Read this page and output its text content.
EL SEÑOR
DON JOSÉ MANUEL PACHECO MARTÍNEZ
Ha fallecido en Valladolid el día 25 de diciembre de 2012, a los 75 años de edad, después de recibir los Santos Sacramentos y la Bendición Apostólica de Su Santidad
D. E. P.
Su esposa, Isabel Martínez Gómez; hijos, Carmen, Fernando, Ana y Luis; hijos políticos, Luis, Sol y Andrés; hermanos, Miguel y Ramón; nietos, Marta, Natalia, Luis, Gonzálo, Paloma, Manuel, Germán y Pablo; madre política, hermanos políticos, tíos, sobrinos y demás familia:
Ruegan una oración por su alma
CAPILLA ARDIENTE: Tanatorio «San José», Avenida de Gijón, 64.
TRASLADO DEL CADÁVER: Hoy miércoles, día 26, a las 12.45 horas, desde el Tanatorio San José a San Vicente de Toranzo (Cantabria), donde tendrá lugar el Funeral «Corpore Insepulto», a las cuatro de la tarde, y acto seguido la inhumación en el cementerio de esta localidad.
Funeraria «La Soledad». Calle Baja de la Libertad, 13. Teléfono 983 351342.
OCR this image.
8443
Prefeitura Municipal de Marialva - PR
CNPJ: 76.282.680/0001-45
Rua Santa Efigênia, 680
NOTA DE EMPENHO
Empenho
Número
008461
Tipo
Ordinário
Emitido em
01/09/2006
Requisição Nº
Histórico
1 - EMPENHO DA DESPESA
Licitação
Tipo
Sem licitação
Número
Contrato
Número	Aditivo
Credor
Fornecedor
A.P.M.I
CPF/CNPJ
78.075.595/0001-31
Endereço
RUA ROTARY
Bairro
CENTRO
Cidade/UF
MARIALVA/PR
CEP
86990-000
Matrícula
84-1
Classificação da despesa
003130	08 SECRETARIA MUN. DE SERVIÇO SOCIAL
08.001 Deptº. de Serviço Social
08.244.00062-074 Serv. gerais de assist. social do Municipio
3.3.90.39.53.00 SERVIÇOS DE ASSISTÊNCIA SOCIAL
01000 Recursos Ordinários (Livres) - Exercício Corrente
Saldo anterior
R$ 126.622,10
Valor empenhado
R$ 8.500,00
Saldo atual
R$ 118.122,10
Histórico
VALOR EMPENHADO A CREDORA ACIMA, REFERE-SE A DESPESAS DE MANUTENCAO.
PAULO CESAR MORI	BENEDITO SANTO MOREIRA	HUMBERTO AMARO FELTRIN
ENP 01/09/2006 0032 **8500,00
+ + +
- _TASK DESCRIPTION_
From the line that contains "OCR this image." down to the last line of the listing above, repeat each line exactly, and include nothing else.

- _WRITTEN RESPONSE_
OCR this image.
8443
Prefeitura Municipal de Marialva - PR
CNPJ: 76.282.680/0001-45
Rua Santa Efigênia, 680
NOTA DE EMPENHO
Empenho
Número
008461
Tipo
Ordinário
Emitido em
01/09/2006
Requisição Nº
Histórico
1 - EMPENHO DA DESPESA
Licitação
Tipo
Sem licitação
Número
Contrato
Número	Aditivo
Credor
Fornecedor
A.P.M.I
CPF/CNPJ
78.075.595/0001-31
Endereço
RUA ROTARY
Bairro
CENTRO
Cidade/UF
MARIALVA/PR
CEP
86990-000
Matrícula
84-1
Classificação da despesa
003130	08 SECRETARIA MUN. DE SERVIÇO SOCIAL
08.001 Deptº. de Serviço Social
08.244.00062-074 Serv. gerais de assist. social do Municipio
3.3.90.39.53.00 SERVIÇOS DE ASSISTÊNCIA SOCIAL
01000 Recursos Ordinários (Livres) - Exercício Corrente
Saldo anterior
R$ 126.622,10
Valor empenhado
R$ 8.500,00
Saldo atual
R$ 118.122,10
Histórico
VALOR EMPENHADO A CREDORA ACIMA, REFERE-SE A DESPESAS DE MANUTENCAO.
PAULO CESAR MORI	BENEDITO SANTO MOREIRA	HUMBERTO AMARO FELTRIN
ENP 01/09/2006 0032 **8500,00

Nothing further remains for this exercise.